**What the task requires:**
Sort through the data and copy the lines holding the word "this".

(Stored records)
--- --- ---
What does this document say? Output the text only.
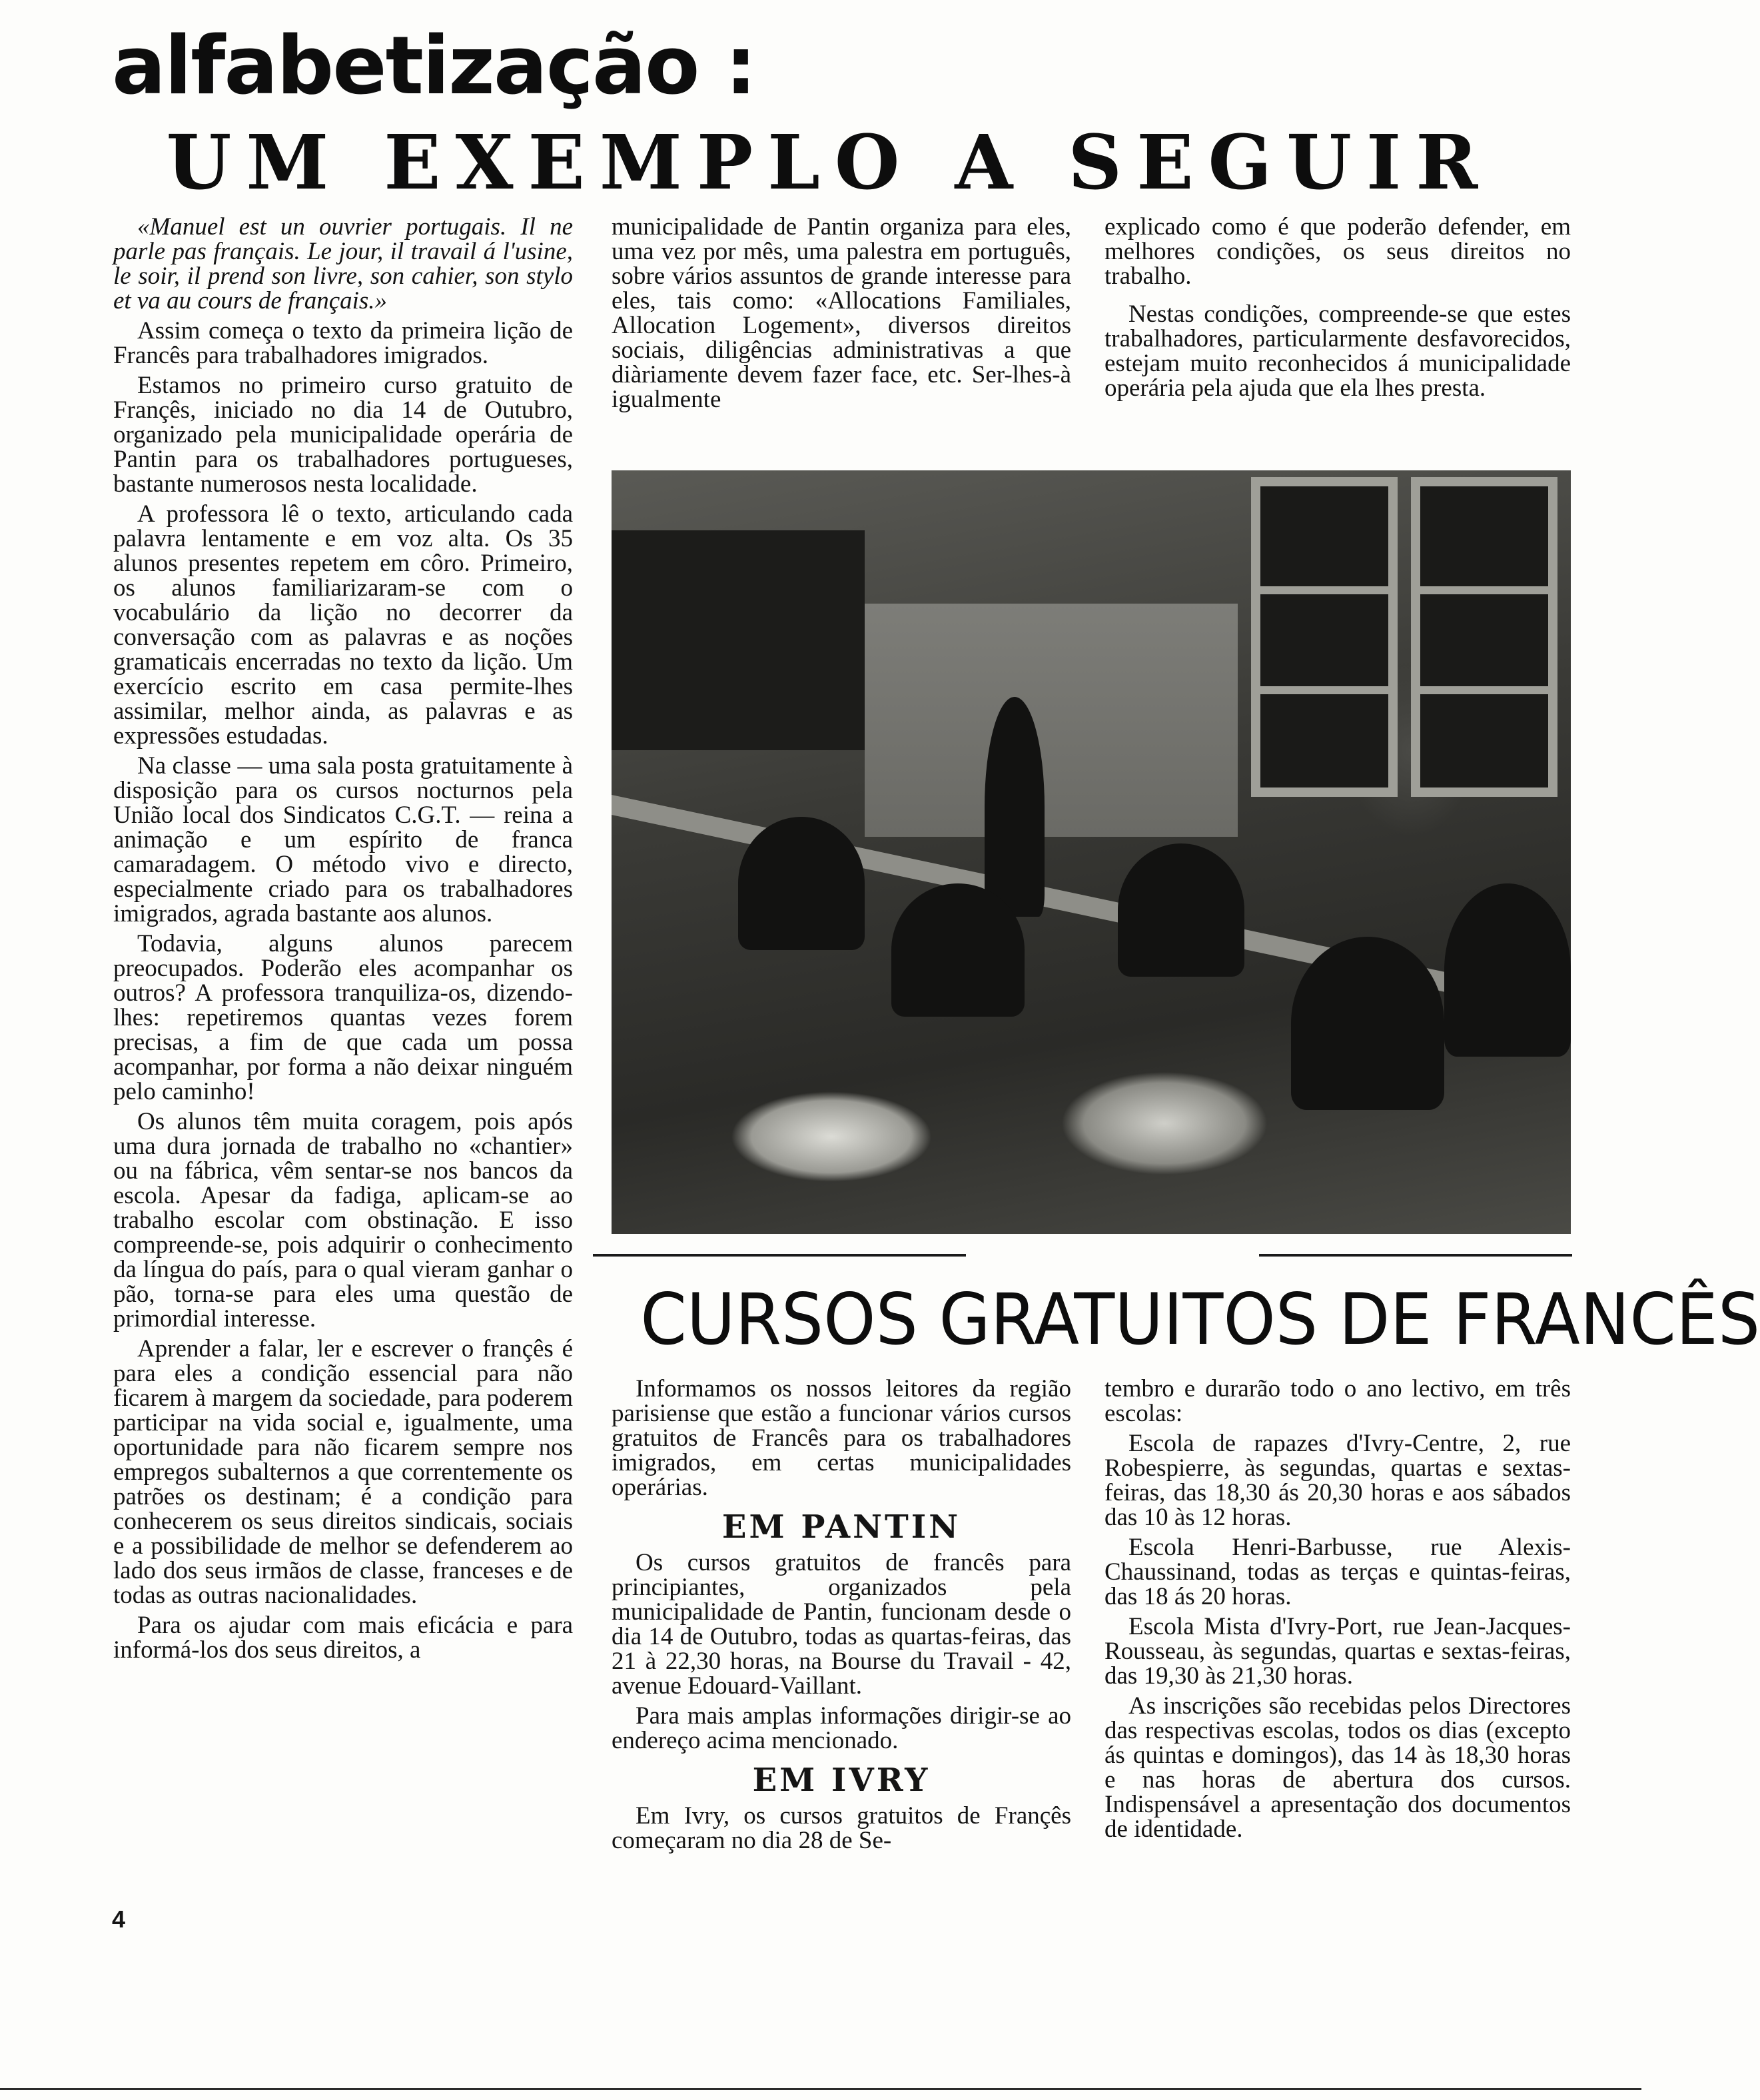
alfabetização :
UM EXEMPLO A SEGUIR

«Manuel est un ouvrier portugais. Il ne parle pas français. Le jour, il travail á l'usine, le soir, il prend son livre, son cahier, son stylo et va au cours de français.»

Assim começa o texto da primeira lição de Francês para trabalhadores imigrados.

Estamos no primeiro curso gratuito de Françês, iniciado no dia 14 de Outubro, organizado pela municipalidade operária de Pantin para os trabalhadores portugueses, bastante numerosos nesta localidade.

A professora lê o texto, articulando cada palavra lentamente e em voz alta. Os 35 alunos presentes repetem em côro. Primeiro, os alunos familiarizaram-se com o vocabulário da lição no decorrer da conversação com as palavras e as noções gramaticais encerradas no texto da lição. Um exercício escrito em casa permite-lhes assimilar, melhor ainda, as palavras e as expressões estudadas.

Na classe — uma sala posta gratuitamente à disposição para os cursos nocturnos pela União local dos Sindicatos C.G.T. — reina a animação e um espírito de franca camaradagem. O método vivo e directo, especialmente criado para os trabalhadores imigrados, agrada bastante aos alunos.

Todavia, alguns alunos parecem preocupados. Poderão eles acompanhar os outros? A professora tranquiliza-os, dizendo-lhes: repetiremos quantas vezes forem precisas, a fim de que cada um possa acompanhar, por forma a não deixar ninguém pelo caminho!

Os alunos têm muita coragem, pois após uma dura jornada de trabalho no «chantier» ou na fábrica, vêm sentar-se nos bancos da escola. Apesar da fadiga, aplicam-se ao trabalho escolar com obstinação. E isso compreende-se, pois adquirir o conhecimento da língua do país, para o qual vieram ganhar o pão, torna-se para eles uma questão de primordial interesse.

Aprender a falar, ler e escrever o françês é para eles a condição essencial para não ficarem à margem da sociedade, para poderem participar na vida social e, igualmente, uma oportunidade para não ficarem sempre nos empregos subalternos a que correntemente os patrões os destinam; é a condição para conhecerem os seus direitos sindicais, sociais e a possibilidade de melhor se defenderem ao lado dos seus irmãos de classe, franceses e de todas as outras nacionalidades.

Para os ajudar com mais eficácia e para informá-los dos seus direitos, a

municipalidade de Pantin organiza para eles, uma vez por mês, uma palestra em português, sobre vários assuntos de grande interesse para eles, tais como: «Allocations Familiales, Allocation Logement», diversos direitos sociais, diligências administrativas a que diàriamente devem fazer face, etc. Ser-lhes-à igualmente

explicado como é que poderão defender, em melhores condições, os seus direitos no trabalho.

Nestas condições, compreende-se que estes trabalhadores, particularmente desfavorecidos, estejam muito reconhecidos á municipalidade operária pela ajuda que ela lhes presta.

CURSOS GRATUITOS DE FRANCÊS

Informamos os nossos leitores da região parisiense que estão a funcionar vários cursos gratuitos de Francês para os trabalhadores imigrados, em certas municipalidades operárias.

EM PANTIN

Os cursos gratuitos de francês para principiantes, organizados pela municipalidade de Pantin, funcionam desde o dia 14 de Outubro, todas as quartas-feiras, das 21 à 22,30 horas, na Bourse du Travail - 42, avenue Edouard-Vaillant.

Para mais amplas informações dirigir-se ao endereço acima mencionado.

EM IVRY

Em Ivry, os cursos gratuitos de Françês começaram no dia 28 de Se-

tembro e durarão todo o ano lectivo, em três escolas:

Escola de rapazes d'Ivry-Centre, 2, rue Robespierre, às segundas, quartas e sextas-feiras, das 18,30 ás 20,30 horas e aos sábados das 10 às 12 horas.

Escola Henri-Barbusse, rue Alexis-Chaussinand, todas as terças e quintas-feiras, das 18 ás 20 horas.

Escola Mista d'Ivry-Port, rue Jean-Jacques-Rousseau, às segundas, quartas e sextas-feiras, das 19,30 às 21,30 horas.

As inscrições são recebidas pelos Directores das respectivas escolas, todos os dias (excepto ás quintas e domingos), das 14 às 18,30 horas e nas horas de abertura dos cursos. Indispensável a apresentação dos documentos de identidade.

4
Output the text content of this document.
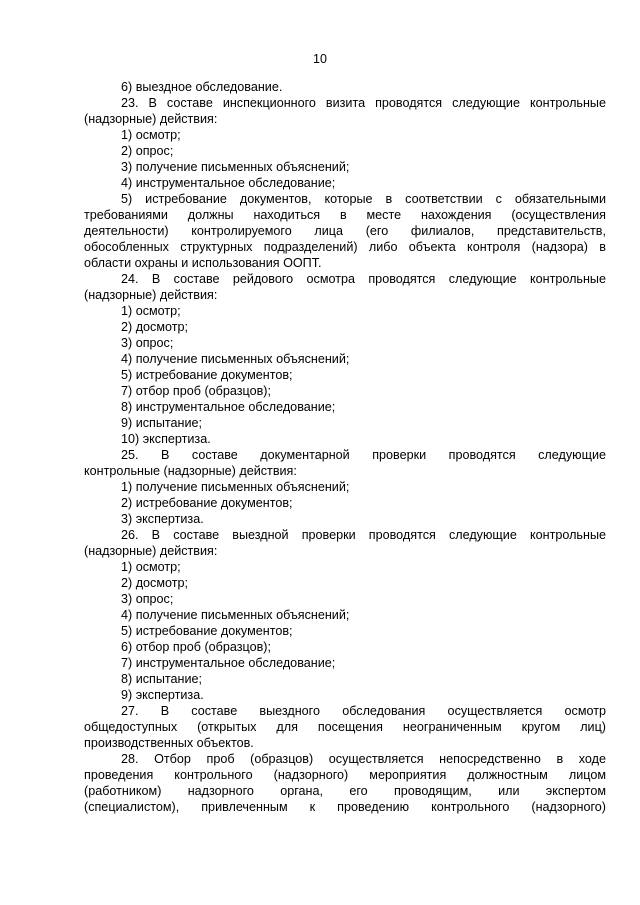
10
6) выездное обследование.
23. В составе инспекционного визита проводятся следующие контрольные
(надзорные) действия:
1) осмотр;
2) опрос;
3) получение письменных объяснений;
4) инструментальное обследование;
5) истребование документов, которые в соответствии с обязательными
требованиями должны находиться в месте нахождения (осуществления
деятельности) контролируемого лица (его филиалов, представительств,
обособленных структурных подразделений) либо объекта контроля (надзора) в
области охраны и использования ООПТ.
24. В составе рейдового осмотра проводятся следующие контрольные
(надзорные) действия:
1) осмотр;
2) досмотр;
3) опрос;
4) получение письменных объяснений;
5) истребование документов;
7) отбор проб (образцов);
8) инструментальное обследование;
9) испытание;
10) экспертиза.
25. В составе документарной проверки проводятся следующие
контрольные (надзорные) действия:
1) получение письменных объяснений;
2) истребование документов;
3) экспертиза.
26. В составе выездной проверки проводятся следующие контрольные
(надзорные) действия:
1) осмотр;
2) досмотр;
3) опрос;
4) получение письменных объяснений;
5) истребование документов;
6) отбор проб (образцов);
7) инструментальное обследование;
8) испытание;
9) экспертиза.
27. В составе выездного обследования осуществляется осмотр
общедоступных (открытых для посещения неограниченным кругом лиц)
производственных объектов.
28. Отбор проб (образцов) осуществляется непосредственно в ходе
проведения контрольного (надзорного) мероприятия должностным лицом
(работником) надзорного органа, его проводящим, или экспертом
(специалистом), привлеченным к проведению контрольного (надзорного)
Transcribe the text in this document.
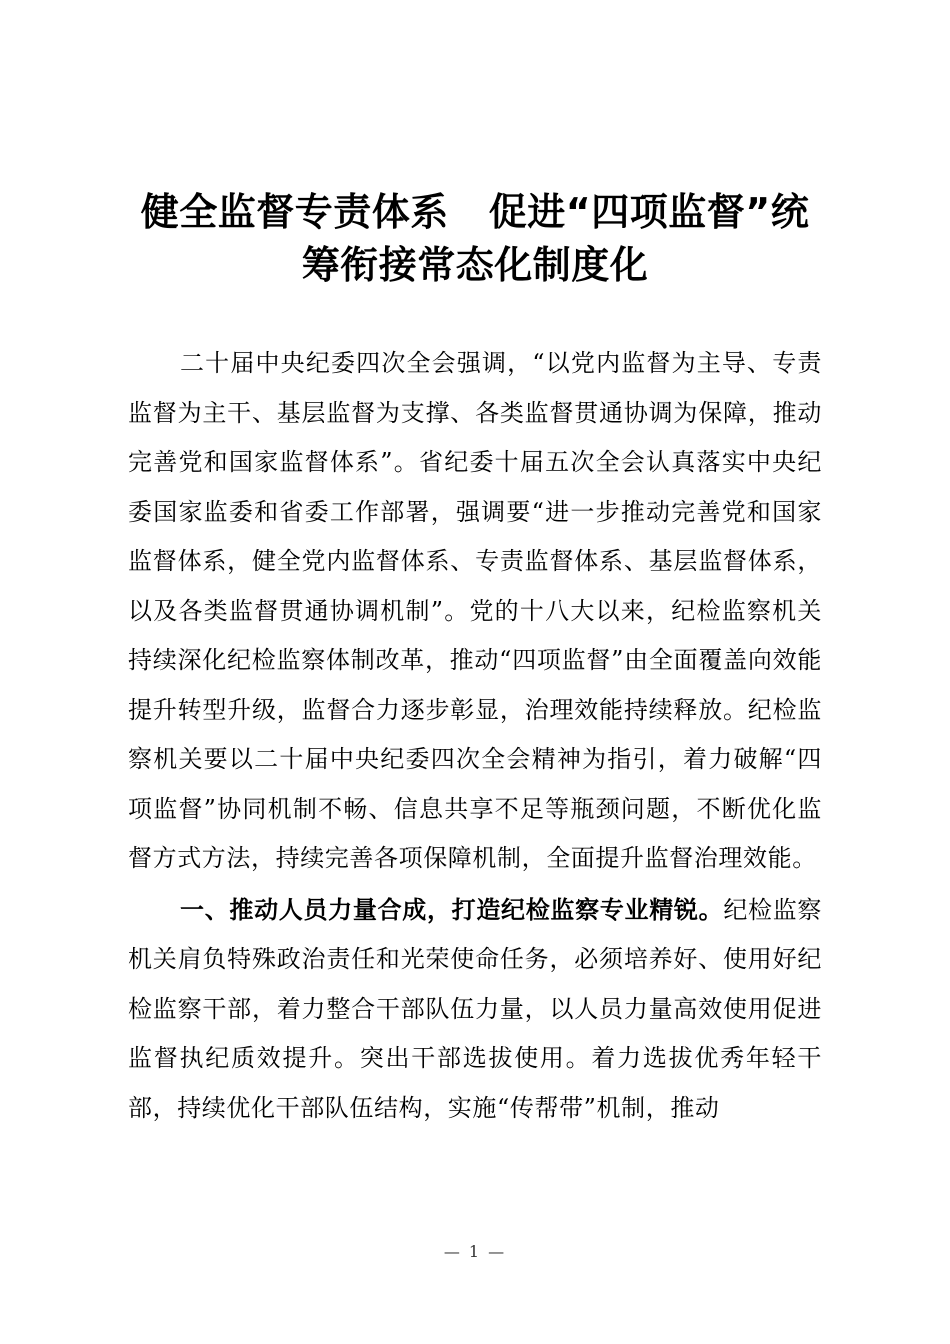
健全监督专责体系 促进“四项监督”统
筹衔接常态化制度化

二十届中央纪委四次全会强调，“以党内监督为主导、专责监督为主干、基层监督为支撑、各类监督贯通协调为保障，推动完善党和国家监督体系”。省纪委十届五次全会认真落实中央纪委国家监委和省委工作部署，强调要“进一步推动完善党和国家监督体系，健全党内监督体系、专责监督体系、基层监督体系，以及各类监督贯通协调机制”。党的十八大以来，纪检监察机关持续深化纪检监察体制改革，推动“四项监督”由全面覆盖向效能提升转型升级，监督合力逐步彰显，治理效能持续释放。纪检监察机关要以二十届中央纪委四次全会精神为指引，着力破解“四项监督”协同机制不畅、信息共享不足等瓶颈问题，不断优化监督方式方法，持续完善各项保障机制，全面提升监督治理效能。

一、推动人员力量合成，打造纪检监察专业精锐。纪检监察机关肩负特殊政治责任和光荣使命任务，必须培养好、使用好纪检监察干部，着力整合干部队伍力量，以人员力量高效使用促进监督执纪质效提升。突出干部选拔使用。着力选拔优秀年轻干部，持续优化干部队伍结构，实施“传帮带”机制，推动

— 1 —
--- --- ---
**Full output:**
What does this document say? Output the text only.
Output the text content of this document.
Transcribe the text in this document.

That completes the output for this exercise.